> [DESCRIPTION OF THE TASK]: Write out each of the rows below word for word, leaving out the pictures.

> [PROVIDED DATA]:
* Start *
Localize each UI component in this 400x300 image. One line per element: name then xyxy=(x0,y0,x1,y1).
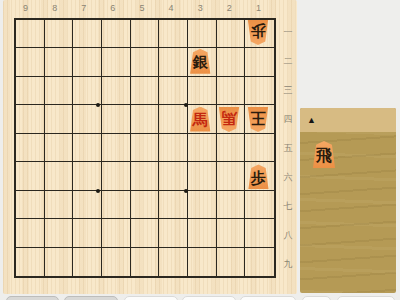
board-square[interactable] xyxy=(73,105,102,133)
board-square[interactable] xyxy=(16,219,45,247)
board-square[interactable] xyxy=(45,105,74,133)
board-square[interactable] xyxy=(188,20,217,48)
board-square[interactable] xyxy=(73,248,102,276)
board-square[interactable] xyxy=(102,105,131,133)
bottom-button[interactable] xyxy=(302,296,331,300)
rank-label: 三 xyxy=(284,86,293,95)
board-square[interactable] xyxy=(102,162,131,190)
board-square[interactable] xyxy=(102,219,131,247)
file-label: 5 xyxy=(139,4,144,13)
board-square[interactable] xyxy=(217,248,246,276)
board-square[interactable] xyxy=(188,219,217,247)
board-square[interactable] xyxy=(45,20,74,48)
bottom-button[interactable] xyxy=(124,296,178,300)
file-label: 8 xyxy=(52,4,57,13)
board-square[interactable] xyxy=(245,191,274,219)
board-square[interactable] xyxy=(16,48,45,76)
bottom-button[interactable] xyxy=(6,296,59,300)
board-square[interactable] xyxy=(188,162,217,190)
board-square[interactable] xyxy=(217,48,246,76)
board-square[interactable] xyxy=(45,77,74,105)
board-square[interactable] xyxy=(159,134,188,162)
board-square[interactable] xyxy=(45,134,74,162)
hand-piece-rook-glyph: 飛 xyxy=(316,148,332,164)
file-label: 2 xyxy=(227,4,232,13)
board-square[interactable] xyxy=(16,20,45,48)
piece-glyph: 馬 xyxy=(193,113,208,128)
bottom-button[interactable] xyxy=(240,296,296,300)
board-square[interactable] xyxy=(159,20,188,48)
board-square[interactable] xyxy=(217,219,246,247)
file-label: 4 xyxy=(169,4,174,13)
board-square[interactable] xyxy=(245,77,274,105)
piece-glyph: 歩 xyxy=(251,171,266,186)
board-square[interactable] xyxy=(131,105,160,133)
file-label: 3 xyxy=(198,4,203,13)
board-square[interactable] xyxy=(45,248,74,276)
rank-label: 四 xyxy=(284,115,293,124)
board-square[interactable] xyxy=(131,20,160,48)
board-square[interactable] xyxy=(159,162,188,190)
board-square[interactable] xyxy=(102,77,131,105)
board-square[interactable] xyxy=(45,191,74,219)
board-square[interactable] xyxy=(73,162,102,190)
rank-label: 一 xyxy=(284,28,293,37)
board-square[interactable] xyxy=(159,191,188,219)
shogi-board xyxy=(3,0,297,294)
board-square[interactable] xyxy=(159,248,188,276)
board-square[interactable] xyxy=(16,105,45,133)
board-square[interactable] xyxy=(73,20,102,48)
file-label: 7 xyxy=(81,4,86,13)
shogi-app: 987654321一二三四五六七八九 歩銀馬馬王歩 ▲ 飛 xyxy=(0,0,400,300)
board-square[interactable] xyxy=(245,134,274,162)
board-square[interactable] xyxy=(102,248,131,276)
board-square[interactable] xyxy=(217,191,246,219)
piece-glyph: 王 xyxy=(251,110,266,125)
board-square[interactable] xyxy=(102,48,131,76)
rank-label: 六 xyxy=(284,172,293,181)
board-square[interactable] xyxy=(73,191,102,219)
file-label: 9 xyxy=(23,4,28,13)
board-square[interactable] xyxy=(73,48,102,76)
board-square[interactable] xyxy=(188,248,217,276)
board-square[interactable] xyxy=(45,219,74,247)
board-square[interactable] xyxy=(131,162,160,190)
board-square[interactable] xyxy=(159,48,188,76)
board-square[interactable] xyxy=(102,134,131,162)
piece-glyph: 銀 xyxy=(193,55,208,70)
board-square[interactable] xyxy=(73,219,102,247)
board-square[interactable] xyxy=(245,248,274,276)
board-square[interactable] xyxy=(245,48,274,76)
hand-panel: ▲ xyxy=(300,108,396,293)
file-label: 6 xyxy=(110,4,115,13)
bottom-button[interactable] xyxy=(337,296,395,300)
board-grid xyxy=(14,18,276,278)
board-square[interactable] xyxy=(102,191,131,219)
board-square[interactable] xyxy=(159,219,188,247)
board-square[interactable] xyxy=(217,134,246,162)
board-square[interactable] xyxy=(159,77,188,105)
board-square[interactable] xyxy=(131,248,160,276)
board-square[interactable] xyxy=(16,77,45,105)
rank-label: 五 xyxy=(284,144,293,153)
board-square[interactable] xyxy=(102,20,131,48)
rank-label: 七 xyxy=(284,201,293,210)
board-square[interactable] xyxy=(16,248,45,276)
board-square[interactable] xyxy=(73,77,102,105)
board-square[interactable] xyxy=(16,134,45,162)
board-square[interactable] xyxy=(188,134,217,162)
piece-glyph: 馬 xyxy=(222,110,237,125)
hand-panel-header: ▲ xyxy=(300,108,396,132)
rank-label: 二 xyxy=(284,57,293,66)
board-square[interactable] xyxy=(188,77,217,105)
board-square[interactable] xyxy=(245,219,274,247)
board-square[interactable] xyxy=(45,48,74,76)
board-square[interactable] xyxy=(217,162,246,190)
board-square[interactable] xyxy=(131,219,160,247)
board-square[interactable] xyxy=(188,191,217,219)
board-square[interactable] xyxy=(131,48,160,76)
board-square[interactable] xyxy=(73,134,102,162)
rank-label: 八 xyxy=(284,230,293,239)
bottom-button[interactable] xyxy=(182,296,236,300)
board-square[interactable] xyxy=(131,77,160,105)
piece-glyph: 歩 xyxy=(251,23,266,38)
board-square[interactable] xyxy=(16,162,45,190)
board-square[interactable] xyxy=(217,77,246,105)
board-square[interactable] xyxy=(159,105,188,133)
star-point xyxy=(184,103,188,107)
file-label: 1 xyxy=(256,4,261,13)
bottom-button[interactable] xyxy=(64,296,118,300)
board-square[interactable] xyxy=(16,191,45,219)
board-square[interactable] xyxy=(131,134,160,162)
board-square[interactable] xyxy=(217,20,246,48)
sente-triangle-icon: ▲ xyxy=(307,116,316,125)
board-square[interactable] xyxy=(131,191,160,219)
* End *
> [EXERCISE SOLUTION]:
Localize each UI component in this 400x300 image. One line per element: name then xyxy=(x0,y0,x1,y1).
board-square[interactable] xyxy=(73,105,102,133)
board-square[interactable] xyxy=(16,219,45,247)
board-square[interactable] xyxy=(45,105,74,133)
board-square[interactable] xyxy=(188,20,217,48)
board-square[interactable] xyxy=(73,248,102,276)
board-square[interactable] xyxy=(102,105,131,133)
bottom-button[interactable] xyxy=(302,296,331,300)
rank-label: 三 xyxy=(284,86,293,95)
board-square[interactable] xyxy=(102,162,131,190)
board-square[interactable] xyxy=(102,219,131,247)
file-label: 5 xyxy=(139,4,144,13)
board-square[interactable] xyxy=(217,248,246,276)
board-square[interactable] xyxy=(188,219,217,247)
board-square[interactable] xyxy=(45,20,74,48)
bottom-button[interactable] xyxy=(124,296,178,300)
file-label: 8 xyxy=(52,4,57,13)
board-square[interactable] xyxy=(245,191,274,219)
board-square[interactable] xyxy=(16,48,45,76)
bottom-button[interactable] xyxy=(6,296,59,300)
board-square[interactable] xyxy=(188,162,217,190)
board-square[interactable] xyxy=(217,48,246,76)
board-square[interactable] xyxy=(45,77,74,105)
board-square[interactable] xyxy=(159,134,188,162)
board-square[interactable] xyxy=(45,134,74,162)
hand-piece-rook-glyph: 飛 xyxy=(316,148,332,164)
file-label: 2 xyxy=(227,4,232,13)
board-square[interactable] xyxy=(16,20,45,48)
piece-glyph: 馬 xyxy=(193,113,208,128)
bottom-button[interactable] xyxy=(240,296,296,300)
board-square[interactable] xyxy=(159,20,188,48)
board-square[interactable] xyxy=(217,219,246,247)
file-label: 4 xyxy=(169,4,174,13)
board-square[interactable] xyxy=(245,77,274,105)
piece-glyph: 歩 xyxy=(251,171,266,186)
board-square[interactable] xyxy=(131,105,160,133)
file-label: 3 xyxy=(198,4,203,13)
board-square[interactable] xyxy=(45,248,74,276)
rank-label: 四 xyxy=(284,115,293,124)
board-square[interactable] xyxy=(131,20,160,48)
board-square[interactable] xyxy=(159,162,188,190)
board-square[interactable] xyxy=(102,77,131,105)
board-square[interactable] xyxy=(45,191,74,219)
board-square[interactable] xyxy=(73,162,102,190)
rank-label: 一 xyxy=(284,28,293,37)
board-square[interactable] xyxy=(159,191,188,219)
shogi-board xyxy=(3,0,297,294)
board-square[interactable] xyxy=(159,248,188,276)
board-square[interactable] xyxy=(16,105,45,133)
board-square[interactable] xyxy=(73,20,102,48)
file-label: 7 xyxy=(81,4,86,13)
shogi-app: 987654321一二三四五六七八九 歩銀馬馬王歩 ▲ 飛 xyxy=(0,0,400,300)
board-square[interactable] xyxy=(245,134,274,162)
board-square[interactable] xyxy=(102,248,131,276)
board-square[interactable] xyxy=(217,191,246,219)
piece-glyph: 王 xyxy=(251,110,266,125)
board-square[interactable] xyxy=(102,48,131,76)
rank-label: 六 xyxy=(284,172,293,181)
board-square[interactable] xyxy=(73,191,102,219)
file-label: 9 xyxy=(23,4,28,13)
board-square[interactable] xyxy=(73,48,102,76)
board-square[interactable] xyxy=(188,248,217,276)
board-square[interactable] xyxy=(45,219,74,247)
board-square[interactable] xyxy=(131,162,160,190)
board-square[interactable] xyxy=(159,48,188,76)
board-square[interactable] xyxy=(102,134,131,162)
piece-glyph: 銀 xyxy=(193,55,208,70)
board-square[interactable] xyxy=(73,219,102,247)
board-square[interactable] xyxy=(245,248,274,276)
board-square[interactable] xyxy=(245,48,274,76)
hand-panel: ▲ xyxy=(300,108,396,293)
file-label: 6 xyxy=(110,4,115,13)
bottom-button[interactable] xyxy=(337,296,395,300)
board-grid xyxy=(14,18,276,278)
board-square[interactable] xyxy=(102,191,131,219)
board-square[interactable] xyxy=(159,219,188,247)
board-square[interactable] xyxy=(217,134,246,162)
board-square[interactable] xyxy=(159,77,188,105)
board-square[interactable] xyxy=(131,248,160,276)
board-square[interactable] xyxy=(16,77,45,105)
rank-label: 五 xyxy=(284,144,293,153)
board-square[interactable] xyxy=(102,20,131,48)
rank-label: 七 xyxy=(284,201,293,210)
board-square[interactable] xyxy=(16,248,45,276)
board-square[interactable] xyxy=(73,77,102,105)
board-square[interactable] xyxy=(16,134,45,162)
board-square[interactable] xyxy=(188,134,217,162)
piece-glyph: 馬 xyxy=(222,110,237,125)
hand-panel-header: ▲ xyxy=(300,108,396,132)
rank-label: 二 xyxy=(284,57,293,66)
board-square[interactable] xyxy=(188,77,217,105)
board-square[interactable] xyxy=(245,219,274,247)
board-square[interactable] xyxy=(45,48,74,76)
board-square[interactable] xyxy=(217,162,246,190)
board-square[interactable] xyxy=(131,219,160,247)
board-square[interactable] xyxy=(188,191,217,219)
board-square[interactable] xyxy=(131,48,160,76)
board-square[interactable] xyxy=(73,134,102,162)
rank-label: 八 xyxy=(284,230,293,239)
bottom-button[interactable] xyxy=(182,296,236,300)
board-square[interactable] xyxy=(131,77,160,105)
piece-glyph: 歩 xyxy=(251,23,266,38)
board-square[interactable] xyxy=(16,162,45,190)
board-square[interactable] xyxy=(217,77,246,105)
board-square[interactable] xyxy=(159,105,188,133)
star-point xyxy=(184,103,188,107)
file-label: 1 xyxy=(256,4,261,13)
bottom-button[interactable] xyxy=(64,296,118,300)
board-square[interactable] xyxy=(16,191,45,219)
board-square[interactable] xyxy=(131,134,160,162)
board-square[interactable] xyxy=(217,20,246,48)
sente-triangle-icon: ▲ xyxy=(307,116,316,125)
board-square[interactable] xyxy=(131,191,160,219)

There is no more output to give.